>> START Data for this exercise

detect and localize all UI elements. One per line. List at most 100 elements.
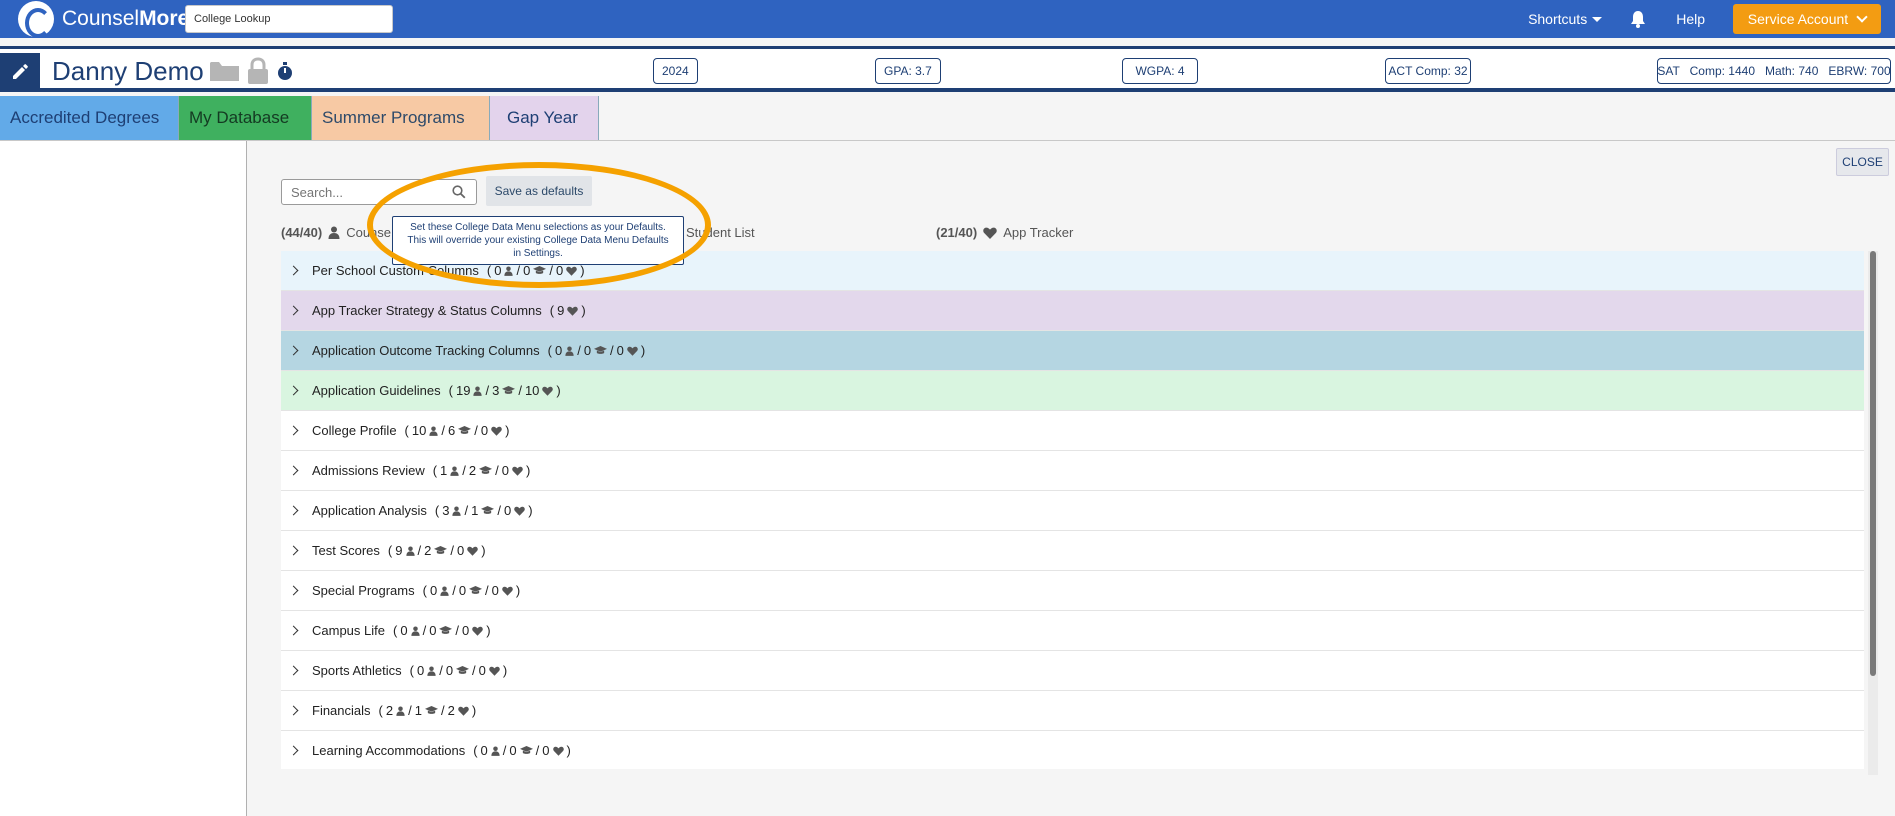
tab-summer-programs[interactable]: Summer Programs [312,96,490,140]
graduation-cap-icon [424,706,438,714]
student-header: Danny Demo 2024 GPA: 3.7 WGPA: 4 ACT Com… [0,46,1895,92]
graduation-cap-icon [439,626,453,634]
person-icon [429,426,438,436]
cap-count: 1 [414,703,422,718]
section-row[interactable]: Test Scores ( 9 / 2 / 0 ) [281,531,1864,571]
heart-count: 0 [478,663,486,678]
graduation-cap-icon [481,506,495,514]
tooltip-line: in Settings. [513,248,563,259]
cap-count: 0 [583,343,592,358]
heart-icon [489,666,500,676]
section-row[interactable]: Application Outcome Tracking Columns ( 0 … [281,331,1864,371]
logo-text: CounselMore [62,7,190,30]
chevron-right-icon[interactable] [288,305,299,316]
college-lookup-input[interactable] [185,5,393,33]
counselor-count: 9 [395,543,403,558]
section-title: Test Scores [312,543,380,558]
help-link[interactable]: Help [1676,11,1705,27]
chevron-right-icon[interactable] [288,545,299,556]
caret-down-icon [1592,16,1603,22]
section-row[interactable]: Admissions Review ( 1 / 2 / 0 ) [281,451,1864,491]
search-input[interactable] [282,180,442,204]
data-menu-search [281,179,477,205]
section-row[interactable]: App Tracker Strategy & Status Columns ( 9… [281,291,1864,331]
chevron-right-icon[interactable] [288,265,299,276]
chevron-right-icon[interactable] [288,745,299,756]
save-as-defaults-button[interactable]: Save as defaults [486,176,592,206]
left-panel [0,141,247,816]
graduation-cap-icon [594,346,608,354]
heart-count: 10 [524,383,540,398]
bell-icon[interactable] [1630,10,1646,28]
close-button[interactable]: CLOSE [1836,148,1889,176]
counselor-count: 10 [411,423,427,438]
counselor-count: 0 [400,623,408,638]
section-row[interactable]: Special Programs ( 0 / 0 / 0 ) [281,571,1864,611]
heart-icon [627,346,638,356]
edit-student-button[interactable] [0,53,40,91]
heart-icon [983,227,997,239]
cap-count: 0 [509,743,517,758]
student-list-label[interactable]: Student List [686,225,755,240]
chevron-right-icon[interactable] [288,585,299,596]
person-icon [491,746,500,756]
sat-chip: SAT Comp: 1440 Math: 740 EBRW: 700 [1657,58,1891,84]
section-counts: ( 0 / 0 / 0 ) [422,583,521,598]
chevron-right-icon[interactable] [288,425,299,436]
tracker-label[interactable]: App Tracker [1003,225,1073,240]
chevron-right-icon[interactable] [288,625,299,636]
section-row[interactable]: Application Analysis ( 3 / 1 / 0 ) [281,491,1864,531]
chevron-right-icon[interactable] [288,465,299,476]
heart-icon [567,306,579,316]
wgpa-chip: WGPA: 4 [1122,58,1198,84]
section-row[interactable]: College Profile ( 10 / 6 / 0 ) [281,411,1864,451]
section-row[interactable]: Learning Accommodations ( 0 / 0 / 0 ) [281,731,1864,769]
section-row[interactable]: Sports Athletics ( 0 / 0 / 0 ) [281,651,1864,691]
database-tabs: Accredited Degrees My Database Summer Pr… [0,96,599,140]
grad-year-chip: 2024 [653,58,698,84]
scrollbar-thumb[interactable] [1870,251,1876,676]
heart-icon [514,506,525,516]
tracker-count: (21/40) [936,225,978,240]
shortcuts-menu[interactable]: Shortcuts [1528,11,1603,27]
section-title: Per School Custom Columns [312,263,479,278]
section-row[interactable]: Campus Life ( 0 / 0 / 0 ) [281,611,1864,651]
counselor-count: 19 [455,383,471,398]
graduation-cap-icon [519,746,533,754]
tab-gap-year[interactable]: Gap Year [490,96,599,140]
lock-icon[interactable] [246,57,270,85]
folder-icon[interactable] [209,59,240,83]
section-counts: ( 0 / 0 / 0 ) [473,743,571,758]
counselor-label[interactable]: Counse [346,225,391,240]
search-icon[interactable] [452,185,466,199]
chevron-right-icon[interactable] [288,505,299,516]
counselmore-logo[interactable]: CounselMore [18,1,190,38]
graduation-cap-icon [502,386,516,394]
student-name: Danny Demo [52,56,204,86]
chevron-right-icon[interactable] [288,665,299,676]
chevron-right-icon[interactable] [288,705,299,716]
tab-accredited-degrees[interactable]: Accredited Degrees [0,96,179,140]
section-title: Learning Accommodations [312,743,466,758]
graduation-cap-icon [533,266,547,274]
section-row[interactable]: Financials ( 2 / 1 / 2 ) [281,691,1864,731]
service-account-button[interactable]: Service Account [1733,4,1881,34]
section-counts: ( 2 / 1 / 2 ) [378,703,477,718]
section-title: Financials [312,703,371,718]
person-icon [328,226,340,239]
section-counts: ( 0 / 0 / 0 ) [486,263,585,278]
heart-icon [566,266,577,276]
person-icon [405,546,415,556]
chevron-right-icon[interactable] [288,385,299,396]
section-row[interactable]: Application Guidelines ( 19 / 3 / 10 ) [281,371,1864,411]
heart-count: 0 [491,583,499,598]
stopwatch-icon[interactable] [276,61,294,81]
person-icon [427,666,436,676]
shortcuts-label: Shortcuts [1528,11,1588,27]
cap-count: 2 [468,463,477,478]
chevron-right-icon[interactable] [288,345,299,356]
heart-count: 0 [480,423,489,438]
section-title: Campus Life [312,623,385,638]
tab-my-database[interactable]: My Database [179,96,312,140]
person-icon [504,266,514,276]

>> END Data for this exercise
>> START Data for this exercise

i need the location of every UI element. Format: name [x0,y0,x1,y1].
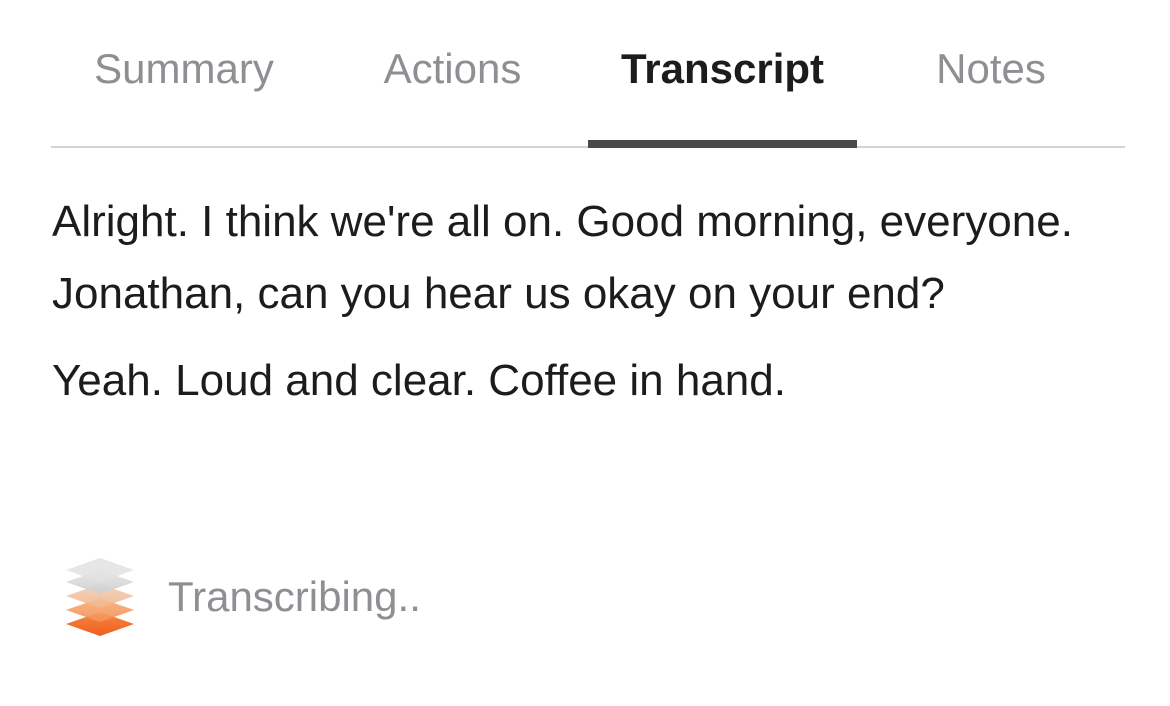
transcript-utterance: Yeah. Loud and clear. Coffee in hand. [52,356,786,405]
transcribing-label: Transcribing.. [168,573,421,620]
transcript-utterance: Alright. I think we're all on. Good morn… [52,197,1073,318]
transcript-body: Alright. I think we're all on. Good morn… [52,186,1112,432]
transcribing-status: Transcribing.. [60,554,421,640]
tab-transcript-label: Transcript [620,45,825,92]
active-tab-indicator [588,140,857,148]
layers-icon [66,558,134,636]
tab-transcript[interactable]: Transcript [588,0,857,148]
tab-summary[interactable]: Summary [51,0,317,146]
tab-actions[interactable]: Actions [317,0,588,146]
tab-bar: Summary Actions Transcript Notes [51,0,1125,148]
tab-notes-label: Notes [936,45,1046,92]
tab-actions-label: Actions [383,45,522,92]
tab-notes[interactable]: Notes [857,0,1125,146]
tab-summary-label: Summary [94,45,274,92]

>> END Data for this exercise

Work to complete> Lay out as a numbered list the lines of the listing above, starting with the line containing "i need the location" and going on through the line containing "tab-summary-label: Summary [94,45,274,92]", both included, with blank lines skipped. Leave the pictures out of your answer.

Answer in full>
1. i need the location of every UI element. Format: name [x0,y0,x1,y1].
2. transcript-utterance: Yeah. Loud and clear. Coffee in hand. [52,356,786,405]
3. transcribing-label: Transcribing.. [168,573,421,620]
4. transcript-utterance: Alright. I think we're all on. Good morn… [52,197,1073,318]
5. transcript-body: Alright. I think we're all on. Good morn… [52,186,1112,432]
6. transcribing-status: Transcribing.. [60,554,421,640]
7. tab-transcript-label: Transcript [620,45,825,92]
8. active-tab-indicator [588,140,857,148]
9. layers-icon [66,558,134,636]
10. tab-transcript[interactable]: Transcript [588,0,857,148]
11. tab-summary[interactable]: Summary [51,0,317,146]
12. tab-actions[interactable]: Actions [317,0,588,146]
13. tab-bar: Summary Actions Transcript Notes [51,0,1125,148]
14. tab-notes-label: Notes [936,45,1046,92]
15. tab-actions-label: Actions [383,45,522,92]
16. tab-notes[interactable]: Notes [857,0,1125,146]
17. tab-summary-label: Summary [94,45,274,92]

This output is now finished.